## [REQUIREMENTS]
Report each line of the data that includes the word "espacial".

## [DATASET ENTRIES]
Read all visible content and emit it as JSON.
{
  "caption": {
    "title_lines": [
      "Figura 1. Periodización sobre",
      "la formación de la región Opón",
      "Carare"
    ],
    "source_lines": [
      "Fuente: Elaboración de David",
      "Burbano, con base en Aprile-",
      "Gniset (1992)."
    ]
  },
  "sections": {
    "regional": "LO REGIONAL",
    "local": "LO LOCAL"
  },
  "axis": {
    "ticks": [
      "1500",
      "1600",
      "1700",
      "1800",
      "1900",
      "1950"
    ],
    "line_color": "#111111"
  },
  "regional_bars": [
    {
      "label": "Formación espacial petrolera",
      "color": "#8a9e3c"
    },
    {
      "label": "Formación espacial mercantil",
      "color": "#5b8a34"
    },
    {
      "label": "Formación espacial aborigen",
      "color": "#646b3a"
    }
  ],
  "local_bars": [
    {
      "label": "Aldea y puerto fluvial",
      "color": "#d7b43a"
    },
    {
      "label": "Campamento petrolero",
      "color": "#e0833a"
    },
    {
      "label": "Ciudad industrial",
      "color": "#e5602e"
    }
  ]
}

## [ANSWER TO THIS TASK]
      "label": "Formación espacial petrolera",
      "label": "Formación espacial mercantil",
      "label": "Formación espacial aborigen",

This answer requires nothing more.